[Extracted material]
# # #

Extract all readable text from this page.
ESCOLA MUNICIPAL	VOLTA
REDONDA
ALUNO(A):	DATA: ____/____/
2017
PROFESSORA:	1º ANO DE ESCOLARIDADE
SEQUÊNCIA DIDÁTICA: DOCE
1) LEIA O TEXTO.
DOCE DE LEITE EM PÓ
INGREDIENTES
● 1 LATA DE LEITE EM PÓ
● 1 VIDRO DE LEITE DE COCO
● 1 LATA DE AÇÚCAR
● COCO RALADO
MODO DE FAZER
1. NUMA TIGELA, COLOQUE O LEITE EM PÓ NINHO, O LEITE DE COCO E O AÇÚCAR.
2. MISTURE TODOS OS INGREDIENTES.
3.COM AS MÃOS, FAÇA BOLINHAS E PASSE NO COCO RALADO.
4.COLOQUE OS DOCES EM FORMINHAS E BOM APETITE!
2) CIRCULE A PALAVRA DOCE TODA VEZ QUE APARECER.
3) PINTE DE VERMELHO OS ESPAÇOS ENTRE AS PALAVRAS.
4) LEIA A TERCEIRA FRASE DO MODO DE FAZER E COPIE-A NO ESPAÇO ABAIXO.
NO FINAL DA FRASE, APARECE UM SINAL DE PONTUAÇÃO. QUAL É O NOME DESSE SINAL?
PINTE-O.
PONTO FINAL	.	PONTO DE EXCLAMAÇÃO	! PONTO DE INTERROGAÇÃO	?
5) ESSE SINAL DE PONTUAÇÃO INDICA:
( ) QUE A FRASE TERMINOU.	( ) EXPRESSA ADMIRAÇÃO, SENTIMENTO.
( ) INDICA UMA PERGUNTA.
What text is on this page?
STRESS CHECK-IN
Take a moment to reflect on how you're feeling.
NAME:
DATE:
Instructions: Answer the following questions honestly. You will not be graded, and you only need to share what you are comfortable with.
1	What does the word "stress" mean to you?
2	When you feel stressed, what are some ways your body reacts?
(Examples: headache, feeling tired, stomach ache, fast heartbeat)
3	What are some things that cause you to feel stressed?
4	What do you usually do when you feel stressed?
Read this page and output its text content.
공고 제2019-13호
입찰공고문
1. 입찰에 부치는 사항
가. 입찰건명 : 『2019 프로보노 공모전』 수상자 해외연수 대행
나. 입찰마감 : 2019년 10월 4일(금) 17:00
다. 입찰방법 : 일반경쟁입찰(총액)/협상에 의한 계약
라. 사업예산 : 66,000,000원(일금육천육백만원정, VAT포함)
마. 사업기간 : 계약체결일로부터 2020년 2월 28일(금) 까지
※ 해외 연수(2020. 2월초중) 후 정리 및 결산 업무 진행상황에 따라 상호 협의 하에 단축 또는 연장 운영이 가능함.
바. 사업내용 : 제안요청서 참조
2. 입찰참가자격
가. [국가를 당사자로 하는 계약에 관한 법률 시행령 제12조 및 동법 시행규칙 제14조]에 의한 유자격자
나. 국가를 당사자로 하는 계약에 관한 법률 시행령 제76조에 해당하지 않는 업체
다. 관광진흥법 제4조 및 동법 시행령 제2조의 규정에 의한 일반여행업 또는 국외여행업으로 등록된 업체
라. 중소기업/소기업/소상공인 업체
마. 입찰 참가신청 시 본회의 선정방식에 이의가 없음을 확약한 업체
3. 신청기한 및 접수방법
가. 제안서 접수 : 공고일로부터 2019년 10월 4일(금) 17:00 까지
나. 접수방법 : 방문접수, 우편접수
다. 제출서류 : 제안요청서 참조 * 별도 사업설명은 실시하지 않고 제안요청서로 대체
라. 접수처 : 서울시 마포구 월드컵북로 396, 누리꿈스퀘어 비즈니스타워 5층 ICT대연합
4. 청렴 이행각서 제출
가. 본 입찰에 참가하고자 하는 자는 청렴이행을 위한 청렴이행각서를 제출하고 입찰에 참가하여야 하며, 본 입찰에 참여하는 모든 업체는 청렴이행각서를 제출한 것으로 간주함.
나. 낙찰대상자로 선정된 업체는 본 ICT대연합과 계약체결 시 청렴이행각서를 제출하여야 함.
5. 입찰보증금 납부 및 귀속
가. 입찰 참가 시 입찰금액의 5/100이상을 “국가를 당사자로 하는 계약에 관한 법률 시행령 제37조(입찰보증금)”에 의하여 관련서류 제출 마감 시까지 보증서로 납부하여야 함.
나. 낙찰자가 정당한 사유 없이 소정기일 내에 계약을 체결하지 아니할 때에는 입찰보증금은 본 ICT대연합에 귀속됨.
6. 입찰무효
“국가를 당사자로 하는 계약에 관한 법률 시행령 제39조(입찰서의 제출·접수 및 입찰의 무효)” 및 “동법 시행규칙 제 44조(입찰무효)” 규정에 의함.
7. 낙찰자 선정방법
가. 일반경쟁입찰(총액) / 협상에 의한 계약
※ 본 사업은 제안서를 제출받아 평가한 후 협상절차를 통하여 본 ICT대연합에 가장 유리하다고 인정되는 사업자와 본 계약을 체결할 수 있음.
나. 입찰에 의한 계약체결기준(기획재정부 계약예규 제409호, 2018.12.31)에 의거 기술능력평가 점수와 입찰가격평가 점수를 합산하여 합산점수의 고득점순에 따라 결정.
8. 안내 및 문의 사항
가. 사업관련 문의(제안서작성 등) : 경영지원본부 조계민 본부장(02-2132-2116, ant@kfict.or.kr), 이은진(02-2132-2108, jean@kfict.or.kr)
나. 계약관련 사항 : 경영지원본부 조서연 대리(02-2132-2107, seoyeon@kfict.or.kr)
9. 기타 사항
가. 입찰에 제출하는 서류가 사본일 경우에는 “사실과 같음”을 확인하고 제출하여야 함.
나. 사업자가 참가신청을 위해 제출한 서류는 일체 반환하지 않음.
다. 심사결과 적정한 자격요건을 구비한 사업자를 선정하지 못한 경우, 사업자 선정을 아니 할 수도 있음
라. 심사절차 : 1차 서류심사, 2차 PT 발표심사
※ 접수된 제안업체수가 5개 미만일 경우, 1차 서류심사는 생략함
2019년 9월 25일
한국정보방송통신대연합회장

# # #

[Instructions for the task]
Report the number of lines in the listing that include the string "LEITE"; give nothing but the number.

[Solution]
4